Extract the full set of records, then give each one again exactly.

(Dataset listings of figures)
####

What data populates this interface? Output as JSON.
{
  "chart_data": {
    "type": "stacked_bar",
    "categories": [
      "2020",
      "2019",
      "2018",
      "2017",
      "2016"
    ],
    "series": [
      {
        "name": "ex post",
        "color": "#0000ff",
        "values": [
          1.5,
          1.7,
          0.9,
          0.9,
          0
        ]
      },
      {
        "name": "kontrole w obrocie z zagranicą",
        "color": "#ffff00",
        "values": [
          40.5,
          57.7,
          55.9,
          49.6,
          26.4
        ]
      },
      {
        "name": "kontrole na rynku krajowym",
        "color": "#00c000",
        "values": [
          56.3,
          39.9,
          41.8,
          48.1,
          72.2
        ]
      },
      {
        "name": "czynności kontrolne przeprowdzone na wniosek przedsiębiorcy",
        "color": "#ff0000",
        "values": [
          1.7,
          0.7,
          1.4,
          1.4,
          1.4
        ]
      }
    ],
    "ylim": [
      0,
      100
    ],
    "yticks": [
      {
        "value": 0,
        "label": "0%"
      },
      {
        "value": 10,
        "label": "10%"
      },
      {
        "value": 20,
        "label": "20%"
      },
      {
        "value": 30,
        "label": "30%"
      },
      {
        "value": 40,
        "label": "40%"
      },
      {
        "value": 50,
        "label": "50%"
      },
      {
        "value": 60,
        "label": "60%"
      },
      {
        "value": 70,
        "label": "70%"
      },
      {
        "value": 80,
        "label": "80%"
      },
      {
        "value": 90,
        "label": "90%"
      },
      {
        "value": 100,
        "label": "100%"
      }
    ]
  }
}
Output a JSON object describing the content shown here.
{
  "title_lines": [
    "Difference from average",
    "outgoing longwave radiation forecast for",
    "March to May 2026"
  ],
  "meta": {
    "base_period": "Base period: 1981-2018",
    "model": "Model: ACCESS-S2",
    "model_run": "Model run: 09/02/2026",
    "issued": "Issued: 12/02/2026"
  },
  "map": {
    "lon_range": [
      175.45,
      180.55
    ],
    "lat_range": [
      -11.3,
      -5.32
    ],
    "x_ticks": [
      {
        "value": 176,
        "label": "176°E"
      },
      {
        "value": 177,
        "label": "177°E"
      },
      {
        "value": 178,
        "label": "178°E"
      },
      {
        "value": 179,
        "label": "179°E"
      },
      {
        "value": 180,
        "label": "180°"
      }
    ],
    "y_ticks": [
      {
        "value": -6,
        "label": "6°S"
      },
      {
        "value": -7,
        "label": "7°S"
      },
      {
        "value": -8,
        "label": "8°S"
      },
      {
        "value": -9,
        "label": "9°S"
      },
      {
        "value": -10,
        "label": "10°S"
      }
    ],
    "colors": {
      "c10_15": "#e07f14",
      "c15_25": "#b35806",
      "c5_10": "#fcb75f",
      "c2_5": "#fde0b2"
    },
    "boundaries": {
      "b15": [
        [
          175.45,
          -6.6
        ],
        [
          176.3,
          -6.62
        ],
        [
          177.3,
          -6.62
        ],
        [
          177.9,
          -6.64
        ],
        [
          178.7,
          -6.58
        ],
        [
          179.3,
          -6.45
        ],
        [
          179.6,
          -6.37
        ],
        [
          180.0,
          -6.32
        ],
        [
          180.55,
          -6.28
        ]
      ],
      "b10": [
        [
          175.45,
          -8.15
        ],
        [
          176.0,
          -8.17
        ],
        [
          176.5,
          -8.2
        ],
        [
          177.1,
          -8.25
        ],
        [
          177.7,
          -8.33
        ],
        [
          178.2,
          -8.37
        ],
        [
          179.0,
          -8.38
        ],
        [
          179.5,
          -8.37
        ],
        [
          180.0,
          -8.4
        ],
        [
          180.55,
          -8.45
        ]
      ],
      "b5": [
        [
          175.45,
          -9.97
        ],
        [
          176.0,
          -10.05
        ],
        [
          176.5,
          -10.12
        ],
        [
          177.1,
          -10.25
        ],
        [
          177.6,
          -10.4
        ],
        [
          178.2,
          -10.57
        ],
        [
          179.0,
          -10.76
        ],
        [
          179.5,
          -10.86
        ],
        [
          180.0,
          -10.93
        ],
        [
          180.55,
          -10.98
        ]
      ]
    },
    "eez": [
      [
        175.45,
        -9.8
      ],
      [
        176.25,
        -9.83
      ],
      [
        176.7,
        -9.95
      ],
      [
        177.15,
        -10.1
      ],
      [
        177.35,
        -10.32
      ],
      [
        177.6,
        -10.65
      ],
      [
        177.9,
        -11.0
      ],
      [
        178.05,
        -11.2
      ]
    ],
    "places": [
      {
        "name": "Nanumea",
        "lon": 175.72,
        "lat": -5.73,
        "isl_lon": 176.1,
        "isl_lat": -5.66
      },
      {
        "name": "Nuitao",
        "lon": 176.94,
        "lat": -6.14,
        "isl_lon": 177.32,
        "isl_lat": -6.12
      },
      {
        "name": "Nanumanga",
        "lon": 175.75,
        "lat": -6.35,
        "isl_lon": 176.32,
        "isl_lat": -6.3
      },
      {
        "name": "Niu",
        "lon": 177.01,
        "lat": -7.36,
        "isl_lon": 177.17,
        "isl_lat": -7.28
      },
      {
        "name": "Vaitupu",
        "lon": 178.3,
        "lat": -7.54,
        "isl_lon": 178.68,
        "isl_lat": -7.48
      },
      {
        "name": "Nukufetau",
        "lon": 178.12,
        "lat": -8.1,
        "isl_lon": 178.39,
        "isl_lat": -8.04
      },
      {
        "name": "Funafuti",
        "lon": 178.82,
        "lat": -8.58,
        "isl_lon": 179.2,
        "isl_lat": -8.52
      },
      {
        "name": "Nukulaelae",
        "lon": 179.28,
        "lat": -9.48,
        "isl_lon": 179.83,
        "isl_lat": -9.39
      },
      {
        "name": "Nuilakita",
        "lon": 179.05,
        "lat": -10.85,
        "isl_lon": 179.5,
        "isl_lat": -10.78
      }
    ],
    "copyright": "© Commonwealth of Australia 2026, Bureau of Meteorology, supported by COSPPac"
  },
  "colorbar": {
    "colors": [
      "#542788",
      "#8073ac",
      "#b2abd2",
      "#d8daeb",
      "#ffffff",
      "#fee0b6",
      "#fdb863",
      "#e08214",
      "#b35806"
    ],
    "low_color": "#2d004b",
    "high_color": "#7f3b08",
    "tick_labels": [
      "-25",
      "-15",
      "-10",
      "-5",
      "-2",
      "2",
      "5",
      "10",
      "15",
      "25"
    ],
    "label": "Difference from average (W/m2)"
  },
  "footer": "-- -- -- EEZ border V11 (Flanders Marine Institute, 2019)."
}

####

● WORKED ANSWER:
What data populates this interface? Output as JSON.
{
  "chart_data": {
    "type": "stacked_bar",
    "categories": [
      "2020",
      "2019",
      "2018",
      "2017",
      "2016"
    ],
    "series": [
      {
        "name": "ex post",
        "color": "#0000ff",
        "values": [
          1.5,
          1.7,
          0.9,
          0.9,
          0
        ]
      },
      {
        "name": "kontrole w obrocie z zagranicą",
        "color": "#ffff00",
        "values": [
          40.5,
          57.7,
          55.9,
          49.6,
          26.4
        ]
      },
      {
        "name": "kontrole na rynku krajowym",
        "color": "#00c000",
        "values": [
          56.3,
          39.9,
          41.8,
          48.1,
          72.2
        ]
      },
      {
        "name": "czynności kontrolne przeprowdzone na wniosek przedsiębiorcy",
        "color": "#ff0000",
        "values": [
          1.7,
          0.7,
          1.4,
          1.4,
          1.4
        ]
      }
    ],
    "ylim": [
      0,
      100
    ],
    "yticks": [
      {
        "value": 0,
        "label": "0%"
      },
      {
        "value": 10,
        "label": "10%"
      },
      {
        "value": 20,
        "label": "20%"
      },
      {
        "value": 30,
        "label": "30%"
      },
      {
        "value": 40,
        "label": "40%"
      },
      {
        "value": 50,
        "label": "50%"
      },
      {
        "value": 60,
        "label": "60%"
      },
      {
        "value": 70,
        "label": "70%"
      },
      {
        "value": 80,
        "label": "80%"
      },
      {
        "value": 90,
        "label": "90%"
      },
      {
        "value": 100,
        "label": "100%"
      }
    ]
  }
}
Output a JSON object describing the content shown here.
{
  "title_lines": [
    "Difference from average",
    "outgoing longwave radiation forecast for",
    "March to May 2026"
  ],
  "meta": {
    "base_period": "Base period: 1981-2018",
    "model": "Model: ACCESS-S2",
    "model_run": "Model run: 09/02/2026",
    "issued": "Issued: 12/02/2026"
  },
  "map": {
    "lon_range": [
      175.45,
      180.55
    ],
    "lat_range": [
      -11.3,
      -5.32
    ],
    "x_ticks": [
      {
        "value": 176,
        "label": "176°E"
      },
      {
        "value": 177,
        "label": "177°E"
      },
      {
        "value": 178,
        "label": "178°E"
      },
      {
        "value": 179,
        "label": "179°E"
      },
      {
        "value": 180,
        "label": "180°"
      }
    ],
    "y_ticks": [
      {
        "value": -6,
        "label": "6°S"
      },
      {
        "value": -7,
        "label": "7°S"
      },
      {
        "value": -8,
        "label": "8°S"
      },
      {
        "value": -9,
        "label": "9°S"
      },
      {
        "value": -10,
        "label": "10°S"
      }
    ],
    "colors": {
      "c10_15": "#e07f14",
      "c15_25": "#b35806",
      "c5_10": "#fcb75f",
      "c2_5": "#fde0b2"
    },
    "boundaries": {
      "b15": [
        [
          175.45,
          -6.6
        ],
        [
          176.3,
          -6.62
        ],
        [
          177.3,
          -6.62
        ],
        [
          177.9,
          -6.64
        ],
        [
          178.7,
          -6.58
        ],
        [
          179.3,
          -6.45
        ],
        [
          179.6,
          -6.37
        ],
        [
          180.0,
          -6.32
        ],
        [
          180.55,
          -6.28
        ]
      ],
      "b10": [
        [
          175.45,
          -8.15
        ],
        [
          176.0,
          -8.17
        ],
        [
          176.5,
          -8.2
        ],
        [
          177.1,
          -8.25
        ],
        [
          177.7,
          -8.33
        ],
        [
          178.2,
          -8.37
        ],
        [
          179.0,
          -8.38
        ],
        [
          179.5,
          -8.37
        ],
        [
          180.0,
          -8.4
        ],
        [
          180.55,
          -8.45
        ]
      ],
      "b5": [
        [
          175.45,
          -9.97
        ],
        [
          176.0,
          -10.05
        ],
        [
          176.5,
          -10.12
        ],
        [
          177.1,
          -10.25
        ],
        [
          177.6,
          -10.4
        ],
        [
          178.2,
          -10.57
        ],
        [
          179.0,
          -10.76
        ],
        [
          179.5,
          -10.86
        ],
        [
          180.0,
          -10.93
        ],
        [
          180.55,
          -10.98
        ]
      ]
    },
    "eez": [
      [
        175.45,
        -9.8
      ],
      [
        176.25,
        -9.83
      ],
      [
        176.7,
        -9.95
      ],
      [
        177.15,
        -10.1
      ],
      [
        177.35,
        -10.32
      ],
      [
        177.6,
        -10.65
      ],
      [
        177.9,
        -11.0
      ],
      [
        178.05,
        -11.2
      ]
    ],
    "places": [
      {
        "name": "Nanumea",
        "lon": 175.72,
        "lat": -5.73,
        "isl_lon": 176.1,
        "isl_lat": -5.66
      },
      {
        "name": "Nuitao",
        "lon": 176.94,
        "lat": -6.14,
        "isl_lon": 177.32,
        "isl_lat": -6.12
      },
      {
        "name": "Nanumanga",
        "lon": 175.75,
        "lat": -6.35,
        "isl_lon": 176.32,
        "isl_lat": -6.3
      },
      {
        "name": "Niu",
        "lon": 177.01,
        "lat": -7.36,
        "isl_lon": 177.17,
        "isl_lat": -7.28
      },
      {
        "name": "Vaitupu",
        "lon": 178.3,
        "lat": -7.54,
        "isl_lon": 178.68,
        "isl_lat": -7.48
      },
      {
        "name": "Nukufetau",
        "lon": 178.12,
        "lat": -8.1,
        "isl_lon": 178.39,
        "isl_lat": -8.04
      },
      {
        "name": "Funafuti",
        "lon": 178.82,
        "lat": -8.58,
        "isl_lon": 179.2,
        "isl_lat": -8.52
      },
      {
        "name": "Nukulaelae",
        "lon": 179.28,
        "lat": -9.48,
        "isl_lon": 179.83,
        "isl_lat": -9.39
      },
      {
        "name": "Nuilakita",
        "lon": 179.05,
        "lat": -10.85,
        "isl_lon": 179.5,
        "isl_lat": -10.78
      }
    ],
    "copyright": "© Commonwealth of Australia 2026, Bureau of Meteorology, supported by COSPPac"
  },
  "colorbar": {
    "colors": [
      "#542788",
      "#8073ac",
      "#b2abd2",
      "#d8daeb",
      "#ffffff",
      "#fee0b6",
      "#fdb863",
      "#e08214",
      "#b35806"
    ],
    "low_color": "#2d004b",
    "high_color": "#7f3b08",
    "tick_labels": [
      "-25",
      "-15",
      "-10",
      "-5",
      "-2",
      "2",
      "5",
      "10",
      "15",
      "25"
    ],
    "label": "Difference from average (W/m2)"
  },
  "footer": "-- -- -- EEZ border V11 (Flanders Marine Institute, 2019)."
}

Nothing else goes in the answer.